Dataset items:
• • • • •

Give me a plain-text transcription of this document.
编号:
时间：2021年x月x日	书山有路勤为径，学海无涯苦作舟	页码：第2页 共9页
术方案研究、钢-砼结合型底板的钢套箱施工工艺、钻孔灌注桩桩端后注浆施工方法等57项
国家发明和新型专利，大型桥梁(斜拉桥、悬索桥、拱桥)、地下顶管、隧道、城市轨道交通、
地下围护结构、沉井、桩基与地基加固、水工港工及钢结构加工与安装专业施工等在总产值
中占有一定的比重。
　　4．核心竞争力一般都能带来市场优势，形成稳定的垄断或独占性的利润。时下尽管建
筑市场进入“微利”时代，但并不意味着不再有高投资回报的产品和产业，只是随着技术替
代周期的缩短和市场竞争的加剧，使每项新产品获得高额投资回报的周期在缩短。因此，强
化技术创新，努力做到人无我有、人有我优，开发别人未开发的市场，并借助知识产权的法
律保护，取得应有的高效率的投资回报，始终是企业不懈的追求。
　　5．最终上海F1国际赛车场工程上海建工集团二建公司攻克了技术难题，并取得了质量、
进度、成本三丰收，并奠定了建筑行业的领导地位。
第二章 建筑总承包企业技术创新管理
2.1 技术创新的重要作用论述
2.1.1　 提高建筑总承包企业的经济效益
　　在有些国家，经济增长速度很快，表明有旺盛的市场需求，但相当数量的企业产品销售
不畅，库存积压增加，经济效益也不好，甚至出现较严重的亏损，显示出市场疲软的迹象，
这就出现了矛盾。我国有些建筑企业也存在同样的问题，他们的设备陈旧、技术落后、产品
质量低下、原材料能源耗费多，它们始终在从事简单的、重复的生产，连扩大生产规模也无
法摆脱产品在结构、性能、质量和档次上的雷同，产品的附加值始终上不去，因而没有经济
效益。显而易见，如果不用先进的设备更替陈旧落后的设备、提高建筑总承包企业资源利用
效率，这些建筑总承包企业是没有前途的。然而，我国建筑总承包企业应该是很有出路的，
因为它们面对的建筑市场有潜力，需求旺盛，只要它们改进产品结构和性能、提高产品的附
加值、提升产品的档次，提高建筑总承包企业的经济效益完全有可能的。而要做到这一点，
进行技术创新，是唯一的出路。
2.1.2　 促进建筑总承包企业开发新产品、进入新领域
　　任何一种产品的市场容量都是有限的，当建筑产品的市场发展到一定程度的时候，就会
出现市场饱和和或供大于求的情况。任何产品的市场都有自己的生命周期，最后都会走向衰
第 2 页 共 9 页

• • • • •

## WHAT NEEDS TO BE DONE:
Reproduce every entry shown above, precisely as it stands.

## SOLUTION TO THE PROBLEM:
Give me a plain-text transcription of this document.
编号:
时间：2021年x月x日	书山有路勤为径，学海无涯苦作舟	页码：第2页 共9页
术方案研究、钢-砼结合型底板的钢套箱施工工艺、钻孔灌注桩桩端后注浆施工方法等57项
国家发明和新型专利，大型桥梁(斜拉桥、悬索桥、拱桥)、地下顶管、隧道、城市轨道交通、
地下围护结构、沉井、桩基与地基加固、水工港工及钢结构加工与安装专业施工等在总产值
中占有一定的比重。
　　4．核心竞争力一般都能带来市场优势，形成稳定的垄断或独占性的利润。时下尽管建
筑市场进入“微利”时代，但并不意味着不再有高投资回报的产品和产业，只是随着技术替
代周期的缩短和市场竞争的加剧，使每项新产品获得高额投资回报的周期在缩短。因此，强
化技术创新，努力做到人无我有、人有我优，开发别人未开发的市场，并借助知识产权的法
律保护，取得应有的高效率的投资回报，始终是企业不懈的追求。
　　5．最终上海F1国际赛车场工程上海建工集团二建公司攻克了技术难题，并取得了质量、
进度、成本三丰收，并奠定了建筑行业的领导地位。
第二章 建筑总承包企业技术创新管理
2.1 技术创新的重要作用论述
2.1.1　 提高建筑总承包企业的经济效益
　　在有些国家，经济增长速度很快，表明有旺盛的市场需求，但相当数量的企业产品销售
不畅，库存积压增加，经济效益也不好，甚至出现较严重的亏损，显示出市场疲软的迹象，
这就出现了矛盾。我国有些建筑企业也存在同样的问题，他们的设备陈旧、技术落后、产品
质量低下、原材料能源耗费多，它们始终在从事简单的、重复的生产，连扩大生产规模也无
法摆脱产品在结构、性能、质量和档次上的雷同，产品的附加值始终上不去，因而没有经济
效益。显而易见，如果不用先进的设备更替陈旧落后的设备、提高建筑总承包企业资源利用
效率，这些建筑总承包企业是没有前途的。然而，我国建筑总承包企业应该是很有出路的，
因为它们面对的建筑市场有潜力，需求旺盛，只要它们改进产品结构和性能、提高产品的附
加值、提升产品的档次，提高建筑总承包企业的经济效益完全有可能的。而要做到这一点，
进行技术创新，是唯一的出路。
2.1.2　 促进建筑总承包企业开发新产品、进入新领域
　　任何一种产品的市场容量都是有限的，当建筑产品的市场发展到一定程度的时候，就会
出现市场饱和和或供大于求的情况。任何产品的市场都有自己的生命周期，最后都会走向衰
第 2 页 共 9 页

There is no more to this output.